**Goal:**
Check every line for the word "regime" and give the number of lines where it occurs, nothing else.

**Dataset records:**
(begin)

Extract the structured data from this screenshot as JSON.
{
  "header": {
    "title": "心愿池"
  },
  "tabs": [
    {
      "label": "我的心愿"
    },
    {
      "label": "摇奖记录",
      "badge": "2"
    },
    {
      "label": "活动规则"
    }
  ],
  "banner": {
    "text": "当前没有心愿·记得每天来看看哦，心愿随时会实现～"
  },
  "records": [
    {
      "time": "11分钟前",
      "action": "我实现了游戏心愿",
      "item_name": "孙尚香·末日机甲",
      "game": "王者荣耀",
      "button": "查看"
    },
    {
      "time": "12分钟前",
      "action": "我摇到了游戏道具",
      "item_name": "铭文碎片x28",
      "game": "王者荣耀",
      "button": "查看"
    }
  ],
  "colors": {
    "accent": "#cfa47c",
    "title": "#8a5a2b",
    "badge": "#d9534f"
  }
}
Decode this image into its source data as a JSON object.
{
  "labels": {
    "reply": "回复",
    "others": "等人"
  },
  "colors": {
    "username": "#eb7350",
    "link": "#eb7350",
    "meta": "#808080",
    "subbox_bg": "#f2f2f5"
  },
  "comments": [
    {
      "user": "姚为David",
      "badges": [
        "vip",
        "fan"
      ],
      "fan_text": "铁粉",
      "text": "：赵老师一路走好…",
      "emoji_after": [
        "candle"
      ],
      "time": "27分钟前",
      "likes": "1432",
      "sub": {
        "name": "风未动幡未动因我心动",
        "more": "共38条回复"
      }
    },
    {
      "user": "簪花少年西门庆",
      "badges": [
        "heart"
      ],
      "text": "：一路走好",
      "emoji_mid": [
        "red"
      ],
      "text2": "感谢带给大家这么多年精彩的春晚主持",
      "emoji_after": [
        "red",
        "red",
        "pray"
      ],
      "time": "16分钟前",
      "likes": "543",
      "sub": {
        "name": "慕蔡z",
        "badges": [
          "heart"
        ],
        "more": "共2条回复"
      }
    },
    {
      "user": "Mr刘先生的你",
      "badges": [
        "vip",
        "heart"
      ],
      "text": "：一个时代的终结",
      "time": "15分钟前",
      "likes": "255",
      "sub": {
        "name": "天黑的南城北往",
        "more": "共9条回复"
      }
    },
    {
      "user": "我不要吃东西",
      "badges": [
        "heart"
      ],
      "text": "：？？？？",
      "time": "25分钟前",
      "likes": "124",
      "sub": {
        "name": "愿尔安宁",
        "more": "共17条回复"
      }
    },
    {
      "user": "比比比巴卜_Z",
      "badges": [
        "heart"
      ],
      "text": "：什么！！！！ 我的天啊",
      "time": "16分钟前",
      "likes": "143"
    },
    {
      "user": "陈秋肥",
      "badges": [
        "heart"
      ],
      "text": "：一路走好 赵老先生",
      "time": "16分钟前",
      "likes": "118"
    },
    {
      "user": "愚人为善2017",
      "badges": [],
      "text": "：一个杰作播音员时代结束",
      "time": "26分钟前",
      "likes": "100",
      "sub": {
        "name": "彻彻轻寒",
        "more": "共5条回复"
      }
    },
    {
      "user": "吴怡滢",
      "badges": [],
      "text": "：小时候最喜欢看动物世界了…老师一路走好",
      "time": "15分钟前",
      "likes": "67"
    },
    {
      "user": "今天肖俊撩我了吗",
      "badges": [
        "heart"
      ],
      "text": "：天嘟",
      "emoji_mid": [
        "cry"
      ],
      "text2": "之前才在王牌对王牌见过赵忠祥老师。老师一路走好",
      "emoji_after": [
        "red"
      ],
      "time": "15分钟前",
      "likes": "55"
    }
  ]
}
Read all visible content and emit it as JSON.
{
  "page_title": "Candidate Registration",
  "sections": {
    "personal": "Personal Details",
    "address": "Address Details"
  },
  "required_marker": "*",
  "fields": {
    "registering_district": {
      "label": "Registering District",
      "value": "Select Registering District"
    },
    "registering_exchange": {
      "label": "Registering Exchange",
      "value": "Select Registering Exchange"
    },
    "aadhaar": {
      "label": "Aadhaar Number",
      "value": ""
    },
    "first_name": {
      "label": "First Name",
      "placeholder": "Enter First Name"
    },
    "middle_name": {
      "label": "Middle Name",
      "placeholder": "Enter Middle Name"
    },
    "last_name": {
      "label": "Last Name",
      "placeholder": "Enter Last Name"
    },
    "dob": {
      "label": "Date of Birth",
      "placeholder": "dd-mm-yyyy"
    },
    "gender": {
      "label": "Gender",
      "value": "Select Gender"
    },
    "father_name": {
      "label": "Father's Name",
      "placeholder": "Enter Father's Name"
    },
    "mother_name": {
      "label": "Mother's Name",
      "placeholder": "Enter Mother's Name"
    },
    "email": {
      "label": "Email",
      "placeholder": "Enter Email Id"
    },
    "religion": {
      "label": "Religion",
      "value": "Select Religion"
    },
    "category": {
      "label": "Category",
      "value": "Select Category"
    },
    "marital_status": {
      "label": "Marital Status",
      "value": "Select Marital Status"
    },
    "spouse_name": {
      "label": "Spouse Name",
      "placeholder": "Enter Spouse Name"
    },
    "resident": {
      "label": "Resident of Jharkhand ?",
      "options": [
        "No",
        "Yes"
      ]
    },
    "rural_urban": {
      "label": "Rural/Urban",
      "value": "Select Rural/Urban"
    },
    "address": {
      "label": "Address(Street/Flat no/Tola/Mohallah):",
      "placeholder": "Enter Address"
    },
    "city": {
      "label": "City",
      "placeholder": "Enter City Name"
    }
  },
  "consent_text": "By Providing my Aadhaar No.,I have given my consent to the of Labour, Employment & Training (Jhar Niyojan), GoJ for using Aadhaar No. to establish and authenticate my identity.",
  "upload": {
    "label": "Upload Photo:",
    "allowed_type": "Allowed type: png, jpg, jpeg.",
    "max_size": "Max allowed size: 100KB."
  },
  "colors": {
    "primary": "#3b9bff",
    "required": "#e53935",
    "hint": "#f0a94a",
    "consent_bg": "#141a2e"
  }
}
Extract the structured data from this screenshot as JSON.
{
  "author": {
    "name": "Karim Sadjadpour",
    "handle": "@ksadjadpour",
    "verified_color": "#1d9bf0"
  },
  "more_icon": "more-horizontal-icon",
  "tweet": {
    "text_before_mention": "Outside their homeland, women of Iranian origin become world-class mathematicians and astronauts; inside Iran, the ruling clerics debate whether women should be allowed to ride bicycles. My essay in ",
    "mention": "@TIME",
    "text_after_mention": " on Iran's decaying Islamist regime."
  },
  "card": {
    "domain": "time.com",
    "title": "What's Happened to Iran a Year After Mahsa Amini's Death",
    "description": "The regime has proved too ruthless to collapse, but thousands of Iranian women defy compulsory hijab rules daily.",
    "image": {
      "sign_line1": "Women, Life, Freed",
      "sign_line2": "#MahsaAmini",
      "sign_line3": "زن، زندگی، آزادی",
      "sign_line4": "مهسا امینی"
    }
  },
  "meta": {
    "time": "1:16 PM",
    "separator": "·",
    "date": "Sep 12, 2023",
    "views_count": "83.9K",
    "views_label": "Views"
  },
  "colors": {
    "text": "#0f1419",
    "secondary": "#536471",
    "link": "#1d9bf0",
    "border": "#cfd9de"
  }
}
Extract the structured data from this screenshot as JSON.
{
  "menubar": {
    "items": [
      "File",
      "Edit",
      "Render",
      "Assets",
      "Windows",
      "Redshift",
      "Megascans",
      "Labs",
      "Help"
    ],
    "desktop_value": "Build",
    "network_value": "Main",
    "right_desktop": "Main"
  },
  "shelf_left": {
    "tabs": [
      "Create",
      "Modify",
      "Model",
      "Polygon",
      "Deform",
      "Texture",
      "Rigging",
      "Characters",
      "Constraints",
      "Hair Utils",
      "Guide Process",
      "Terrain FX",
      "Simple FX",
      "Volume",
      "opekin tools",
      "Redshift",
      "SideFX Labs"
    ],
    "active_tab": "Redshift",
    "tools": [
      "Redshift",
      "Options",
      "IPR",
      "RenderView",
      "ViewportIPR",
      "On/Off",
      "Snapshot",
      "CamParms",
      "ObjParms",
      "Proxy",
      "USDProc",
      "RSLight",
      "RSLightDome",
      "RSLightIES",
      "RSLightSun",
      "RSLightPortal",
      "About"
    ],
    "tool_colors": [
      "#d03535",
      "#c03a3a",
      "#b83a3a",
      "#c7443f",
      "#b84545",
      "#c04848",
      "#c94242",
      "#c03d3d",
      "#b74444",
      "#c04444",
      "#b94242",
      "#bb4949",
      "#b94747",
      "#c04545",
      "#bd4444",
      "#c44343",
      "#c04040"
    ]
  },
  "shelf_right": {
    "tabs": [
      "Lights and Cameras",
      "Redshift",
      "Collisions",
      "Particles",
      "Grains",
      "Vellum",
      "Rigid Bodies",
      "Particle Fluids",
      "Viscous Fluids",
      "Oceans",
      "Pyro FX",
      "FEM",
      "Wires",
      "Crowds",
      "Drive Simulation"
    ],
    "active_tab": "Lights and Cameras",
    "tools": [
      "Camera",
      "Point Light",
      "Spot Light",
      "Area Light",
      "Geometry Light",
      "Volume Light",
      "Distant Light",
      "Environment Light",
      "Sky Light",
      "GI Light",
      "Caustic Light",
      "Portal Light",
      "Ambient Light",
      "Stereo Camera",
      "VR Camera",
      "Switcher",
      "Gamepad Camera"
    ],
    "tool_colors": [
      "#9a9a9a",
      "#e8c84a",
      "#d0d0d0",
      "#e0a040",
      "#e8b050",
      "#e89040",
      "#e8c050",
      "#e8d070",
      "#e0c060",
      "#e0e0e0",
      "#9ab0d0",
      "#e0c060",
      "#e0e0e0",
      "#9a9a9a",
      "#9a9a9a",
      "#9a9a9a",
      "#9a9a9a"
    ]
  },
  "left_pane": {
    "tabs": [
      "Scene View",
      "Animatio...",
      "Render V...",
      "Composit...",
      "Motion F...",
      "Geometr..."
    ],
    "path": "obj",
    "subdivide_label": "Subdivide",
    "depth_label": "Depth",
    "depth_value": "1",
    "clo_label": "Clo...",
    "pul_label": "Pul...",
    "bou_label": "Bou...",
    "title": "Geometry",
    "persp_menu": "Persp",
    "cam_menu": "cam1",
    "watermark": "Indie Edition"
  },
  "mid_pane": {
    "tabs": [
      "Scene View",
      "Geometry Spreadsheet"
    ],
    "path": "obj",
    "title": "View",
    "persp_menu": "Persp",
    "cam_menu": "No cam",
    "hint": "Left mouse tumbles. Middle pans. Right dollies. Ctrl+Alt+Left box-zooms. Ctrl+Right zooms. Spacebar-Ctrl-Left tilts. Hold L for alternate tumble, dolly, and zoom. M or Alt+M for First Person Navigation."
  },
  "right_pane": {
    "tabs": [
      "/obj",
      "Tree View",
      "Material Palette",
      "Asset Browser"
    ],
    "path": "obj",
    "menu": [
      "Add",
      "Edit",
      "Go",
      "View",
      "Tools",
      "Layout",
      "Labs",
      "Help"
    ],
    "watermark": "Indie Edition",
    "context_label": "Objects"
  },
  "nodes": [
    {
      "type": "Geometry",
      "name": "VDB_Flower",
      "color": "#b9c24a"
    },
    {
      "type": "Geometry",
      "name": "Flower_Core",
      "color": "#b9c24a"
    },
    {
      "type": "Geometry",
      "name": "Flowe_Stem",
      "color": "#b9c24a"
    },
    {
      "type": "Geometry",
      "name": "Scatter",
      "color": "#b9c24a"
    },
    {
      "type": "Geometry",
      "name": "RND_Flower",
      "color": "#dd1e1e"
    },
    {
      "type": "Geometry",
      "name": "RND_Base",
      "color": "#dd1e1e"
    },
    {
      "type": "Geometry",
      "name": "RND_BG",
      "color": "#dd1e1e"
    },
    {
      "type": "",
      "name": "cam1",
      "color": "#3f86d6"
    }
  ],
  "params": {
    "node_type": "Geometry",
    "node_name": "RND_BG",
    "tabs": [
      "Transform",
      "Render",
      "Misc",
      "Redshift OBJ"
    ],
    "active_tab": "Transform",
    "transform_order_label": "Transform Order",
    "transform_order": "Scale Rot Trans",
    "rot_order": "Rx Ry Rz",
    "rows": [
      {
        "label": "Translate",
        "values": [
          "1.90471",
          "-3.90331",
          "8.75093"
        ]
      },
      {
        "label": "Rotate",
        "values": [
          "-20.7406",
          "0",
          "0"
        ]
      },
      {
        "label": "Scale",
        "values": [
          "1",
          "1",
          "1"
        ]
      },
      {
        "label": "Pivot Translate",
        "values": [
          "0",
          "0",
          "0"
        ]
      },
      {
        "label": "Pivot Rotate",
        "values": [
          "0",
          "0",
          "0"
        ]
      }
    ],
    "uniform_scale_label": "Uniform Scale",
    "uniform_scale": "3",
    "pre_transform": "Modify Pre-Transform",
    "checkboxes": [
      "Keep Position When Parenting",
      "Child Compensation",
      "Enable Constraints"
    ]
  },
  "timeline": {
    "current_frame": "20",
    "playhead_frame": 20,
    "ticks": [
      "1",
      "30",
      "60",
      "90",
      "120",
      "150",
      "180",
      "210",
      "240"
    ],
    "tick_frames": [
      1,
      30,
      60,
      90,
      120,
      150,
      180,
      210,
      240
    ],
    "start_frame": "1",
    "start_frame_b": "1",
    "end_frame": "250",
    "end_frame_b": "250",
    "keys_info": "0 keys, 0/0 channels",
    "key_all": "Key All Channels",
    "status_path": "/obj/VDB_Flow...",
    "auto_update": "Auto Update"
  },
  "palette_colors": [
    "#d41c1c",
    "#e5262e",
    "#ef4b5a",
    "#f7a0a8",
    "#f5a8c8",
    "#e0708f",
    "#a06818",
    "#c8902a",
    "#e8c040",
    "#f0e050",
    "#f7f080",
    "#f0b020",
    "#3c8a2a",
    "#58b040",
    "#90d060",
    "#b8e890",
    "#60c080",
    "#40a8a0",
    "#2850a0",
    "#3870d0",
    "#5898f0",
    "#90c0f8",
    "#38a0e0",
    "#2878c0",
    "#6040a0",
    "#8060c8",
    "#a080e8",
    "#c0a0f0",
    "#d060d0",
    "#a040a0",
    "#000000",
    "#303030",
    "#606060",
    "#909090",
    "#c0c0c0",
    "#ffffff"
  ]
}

(end)

**Problem solution:**
2